• _Material for this exercise_
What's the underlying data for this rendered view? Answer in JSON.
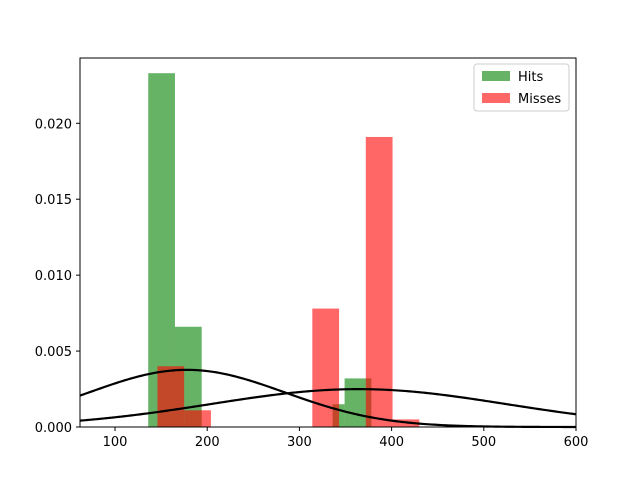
{
  "chart_data": {
    "type": "bar",
    "title": "",
    "xlabel": "",
    "ylabel": "",
    "xlim": [
      62,
      600
    ],
    "ylim": [
      0.0,
      0.0243
    ],
    "xticks": [
      100,
      200,
      300,
      400,
      500,
      600
    ],
    "xtick_labels": [
      "100",
      "200",
      "300",
      "400",
      "500",
      "600"
    ],
    "yticks": [
      0.0,
      0.005,
      0.01,
      0.015,
      0.02
    ],
    "ytick_labels": [
      "0.000",
      "0.005",
      "0.010",
      "0.015",
      "0.020"
    ],
    "grid": false,
    "legend_location": "upper right",
    "series": [
      {
        "name": "Hits",
        "kind": "histogram",
        "color": "#008000",
        "opacity": 0.6,
        "bins": [
          {
            "x0": 136,
            "x1": 165,
            "value": 0.0233
          },
          {
            "x0": 165,
            "x1": 194,
            "value": 0.0066
          },
          {
            "x0": 336,
            "x1": 349,
            "value": 0.0015
          },
          {
            "x0": 349,
            "x1": 378,
            "value": 0.0032
          }
        ]
      },
      {
        "name": "Misses",
        "kind": "histogram",
        "color": "#ff0000",
        "opacity": 0.6,
        "bins": [
          {
            "x0": 146,
            "x1": 175,
            "value": 0.004
          },
          {
            "x0": 175,
            "x1": 204,
            "value": 0.0011
          },
          {
            "x0": 314,
            "x1": 343,
            "value": 0.0078
          },
          {
            "x0": 372,
            "x1": 401,
            "value": 0.0191
          },
          {
            "x0": 401,
            "x1": 430,
            "value": 0.0005
          }
        ]
      }
    ],
    "curves": [
      {
        "kind": "normal_pdf",
        "color": "#000000",
        "mean": 178,
        "std": 106
      },
      {
        "kind": "normal_pdf",
        "color": "#000000",
        "mean": 364,
        "std": 160
      }
    ]
  }
}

• _Stated goal_
Go through the records and gather the lines that hold "value".

• _Task solution_
            "value": 0.0233
            "value": 0.0066
            "value": 0.0015
            "value": 0.0032
            "value": 0.004
            "value": 0.0011
            "value": 0.0078
            "value": 0.0191
            "value": 0.0005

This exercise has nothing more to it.